Data records:
● ● ● ● ● ● ●

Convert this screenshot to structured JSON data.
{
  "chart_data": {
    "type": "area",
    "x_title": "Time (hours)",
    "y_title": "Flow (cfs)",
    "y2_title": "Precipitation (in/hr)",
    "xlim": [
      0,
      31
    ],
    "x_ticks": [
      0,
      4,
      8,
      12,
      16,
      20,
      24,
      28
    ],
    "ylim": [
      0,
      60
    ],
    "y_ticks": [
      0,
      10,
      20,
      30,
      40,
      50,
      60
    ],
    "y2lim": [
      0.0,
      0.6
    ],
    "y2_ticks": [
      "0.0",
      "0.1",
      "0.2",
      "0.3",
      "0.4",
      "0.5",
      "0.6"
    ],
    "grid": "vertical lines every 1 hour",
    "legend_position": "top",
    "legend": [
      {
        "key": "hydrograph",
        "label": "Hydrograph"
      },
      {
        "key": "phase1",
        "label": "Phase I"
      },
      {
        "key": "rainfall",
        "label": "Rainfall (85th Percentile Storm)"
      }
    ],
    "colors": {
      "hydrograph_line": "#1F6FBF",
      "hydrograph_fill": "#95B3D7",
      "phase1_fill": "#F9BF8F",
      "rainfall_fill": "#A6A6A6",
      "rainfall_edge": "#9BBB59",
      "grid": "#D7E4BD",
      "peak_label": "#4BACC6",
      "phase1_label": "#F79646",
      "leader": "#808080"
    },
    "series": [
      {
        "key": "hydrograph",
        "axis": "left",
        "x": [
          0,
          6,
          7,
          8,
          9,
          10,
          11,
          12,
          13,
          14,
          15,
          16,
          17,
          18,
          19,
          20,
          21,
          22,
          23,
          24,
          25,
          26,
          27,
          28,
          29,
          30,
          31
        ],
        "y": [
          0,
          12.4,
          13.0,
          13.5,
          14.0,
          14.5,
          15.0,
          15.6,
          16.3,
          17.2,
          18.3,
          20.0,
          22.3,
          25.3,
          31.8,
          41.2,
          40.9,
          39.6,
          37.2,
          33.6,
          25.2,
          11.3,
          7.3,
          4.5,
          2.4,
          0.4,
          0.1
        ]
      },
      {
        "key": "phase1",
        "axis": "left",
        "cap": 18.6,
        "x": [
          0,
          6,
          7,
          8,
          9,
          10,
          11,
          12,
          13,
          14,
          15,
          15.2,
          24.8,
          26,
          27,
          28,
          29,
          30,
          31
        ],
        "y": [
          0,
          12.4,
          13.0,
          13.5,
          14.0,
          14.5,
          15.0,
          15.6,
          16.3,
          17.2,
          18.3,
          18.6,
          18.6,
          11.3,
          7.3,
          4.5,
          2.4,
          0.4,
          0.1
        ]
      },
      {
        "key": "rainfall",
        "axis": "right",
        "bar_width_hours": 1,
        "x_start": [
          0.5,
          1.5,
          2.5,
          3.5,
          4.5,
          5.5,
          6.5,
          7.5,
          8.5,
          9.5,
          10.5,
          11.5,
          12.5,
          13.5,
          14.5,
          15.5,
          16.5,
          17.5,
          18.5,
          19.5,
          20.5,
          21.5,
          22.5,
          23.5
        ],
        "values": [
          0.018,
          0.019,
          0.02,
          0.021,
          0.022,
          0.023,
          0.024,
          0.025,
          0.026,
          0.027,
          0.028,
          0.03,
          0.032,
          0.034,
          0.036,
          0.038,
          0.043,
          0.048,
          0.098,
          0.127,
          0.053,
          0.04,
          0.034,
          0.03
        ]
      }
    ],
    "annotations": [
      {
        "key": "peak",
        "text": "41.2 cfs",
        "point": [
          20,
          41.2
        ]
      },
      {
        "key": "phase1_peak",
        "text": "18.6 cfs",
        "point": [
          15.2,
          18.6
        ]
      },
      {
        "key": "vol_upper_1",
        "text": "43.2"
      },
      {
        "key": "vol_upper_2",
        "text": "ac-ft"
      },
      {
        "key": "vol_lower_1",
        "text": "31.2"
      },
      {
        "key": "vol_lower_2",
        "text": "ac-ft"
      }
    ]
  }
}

● ● ● ● ● ● ●

• [Problem to work on]:
Search the data above for the string "grid" and copy each line that has it.

• [Worked answer]:
    "grid": "vertical lines every 1 hour",
      "grid": "#D7E4BD",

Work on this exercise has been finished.